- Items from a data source
-- Start --

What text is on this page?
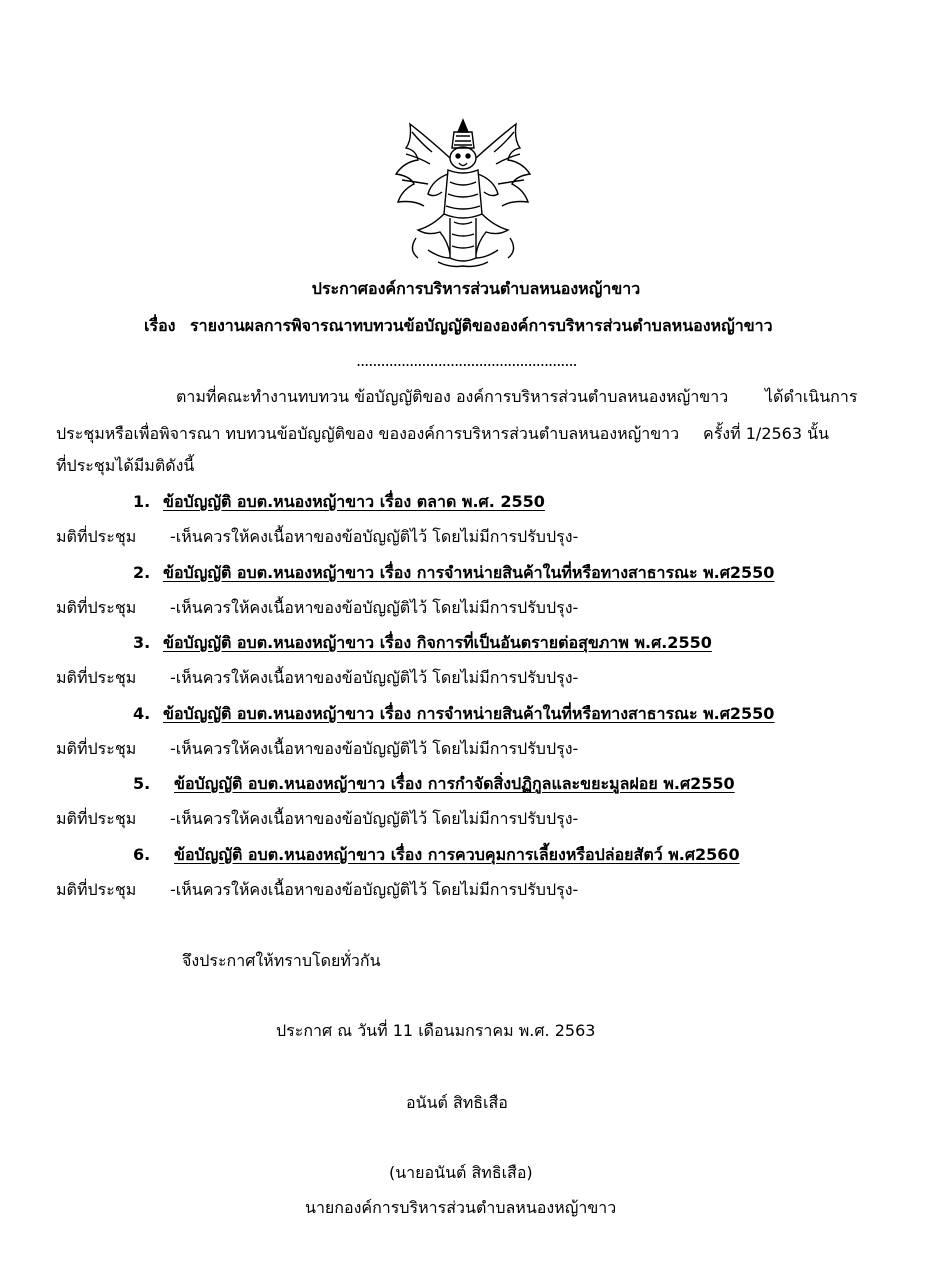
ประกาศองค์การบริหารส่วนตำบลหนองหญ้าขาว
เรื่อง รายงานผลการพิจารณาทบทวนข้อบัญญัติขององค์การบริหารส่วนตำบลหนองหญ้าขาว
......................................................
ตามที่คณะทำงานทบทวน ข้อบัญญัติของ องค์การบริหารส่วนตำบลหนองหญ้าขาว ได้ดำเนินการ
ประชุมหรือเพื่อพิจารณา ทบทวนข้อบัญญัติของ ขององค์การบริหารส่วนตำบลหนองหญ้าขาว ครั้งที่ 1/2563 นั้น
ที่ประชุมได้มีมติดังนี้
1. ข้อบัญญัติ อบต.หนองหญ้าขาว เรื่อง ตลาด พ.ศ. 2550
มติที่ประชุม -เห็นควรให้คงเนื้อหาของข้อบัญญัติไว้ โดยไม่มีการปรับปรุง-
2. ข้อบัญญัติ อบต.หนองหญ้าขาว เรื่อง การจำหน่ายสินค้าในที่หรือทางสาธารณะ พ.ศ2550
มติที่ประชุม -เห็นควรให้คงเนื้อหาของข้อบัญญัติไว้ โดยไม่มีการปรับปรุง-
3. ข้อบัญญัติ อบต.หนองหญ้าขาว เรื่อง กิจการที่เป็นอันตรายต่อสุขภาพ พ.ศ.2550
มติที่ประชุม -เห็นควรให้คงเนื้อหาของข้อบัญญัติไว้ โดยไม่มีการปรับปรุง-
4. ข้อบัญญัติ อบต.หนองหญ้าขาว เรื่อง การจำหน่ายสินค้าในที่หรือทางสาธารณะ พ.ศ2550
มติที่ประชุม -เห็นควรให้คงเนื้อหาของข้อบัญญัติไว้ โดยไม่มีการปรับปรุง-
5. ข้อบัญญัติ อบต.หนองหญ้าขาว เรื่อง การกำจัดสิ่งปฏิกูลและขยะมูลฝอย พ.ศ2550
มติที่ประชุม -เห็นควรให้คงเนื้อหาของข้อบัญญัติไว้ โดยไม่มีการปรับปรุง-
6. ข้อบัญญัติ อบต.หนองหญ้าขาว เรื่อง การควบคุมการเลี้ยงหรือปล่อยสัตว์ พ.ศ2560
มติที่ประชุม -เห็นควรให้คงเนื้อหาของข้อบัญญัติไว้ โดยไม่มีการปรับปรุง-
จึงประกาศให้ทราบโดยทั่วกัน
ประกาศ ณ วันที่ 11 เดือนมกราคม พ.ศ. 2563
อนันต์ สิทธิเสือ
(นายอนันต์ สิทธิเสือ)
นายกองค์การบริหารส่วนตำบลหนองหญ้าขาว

-- End --

- What you should do
Retype all of the entries exactly as written, leaving out any images.

- Answer to this task
What text is on this page?
ประกาศองค์การบริหารส่วนตำบลหนองหญ้าขาว
เรื่อง รายงานผลการพิจารณาทบทวนข้อบัญญัติขององค์การบริหารส่วนตำบลหนองหญ้าขาว
......................................................
ตามที่คณะทำงานทบทวน ข้อบัญญัติของ องค์การบริหารส่วนตำบลหนองหญ้าขาว ได้ดำเนินการ
ประชุมหรือเพื่อพิจารณา ทบทวนข้อบัญญัติของ ขององค์การบริหารส่วนตำบลหนองหญ้าขาว ครั้งที่ 1/2563 นั้น
ที่ประชุมได้มีมติดังนี้
1. ข้อบัญญัติ อบต.หนองหญ้าขาว เรื่อง ตลาด พ.ศ. 2550
มติที่ประชุม -เห็นควรให้คงเนื้อหาของข้อบัญญัติไว้ โดยไม่มีการปรับปรุง-
2. ข้อบัญญัติ อบต.หนองหญ้าขาว เรื่อง การจำหน่ายสินค้าในที่หรือทางสาธารณะ พ.ศ2550
มติที่ประชุม -เห็นควรให้คงเนื้อหาของข้อบัญญัติไว้ โดยไม่มีการปรับปรุง-
3. ข้อบัญญัติ อบต.หนองหญ้าขาว เรื่อง กิจการที่เป็นอันตรายต่อสุขภาพ พ.ศ.2550
มติที่ประชุม -เห็นควรให้คงเนื้อหาของข้อบัญญัติไว้ โดยไม่มีการปรับปรุง-
4. ข้อบัญญัติ อบต.หนองหญ้าขาว เรื่อง การจำหน่ายสินค้าในที่หรือทางสาธารณะ พ.ศ2550
มติที่ประชุม -เห็นควรให้คงเนื้อหาของข้อบัญญัติไว้ โดยไม่มีการปรับปรุง-
5. ข้อบัญญัติ อบต.หนองหญ้าขาว เรื่อง การกำจัดสิ่งปฏิกูลและขยะมูลฝอย พ.ศ2550
มติที่ประชุม -เห็นควรให้คงเนื้อหาของข้อบัญญัติไว้ โดยไม่มีการปรับปรุง-
6. ข้อบัญญัติ อบต.หนองหญ้าขาว เรื่อง การควบคุมการเลี้ยงหรือปล่อยสัตว์ พ.ศ2560
มติที่ประชุม -เห็นควรให้คงเนื้อหาของข้อบัญญัติไว้ โดยไม่มีการปรับปรุง-
จึงประกาศให้ทราบโดยทั่วกัน
ประกาศ ณ วันที่ 11 เดือนมกราคม พ.ศ. 2563
อนันต์ สิทธิเสือ
(นายอนันต์ สิทธิเสือ)
นายกองค์การบริหารส่วนตำบลหนองหญ้าขาว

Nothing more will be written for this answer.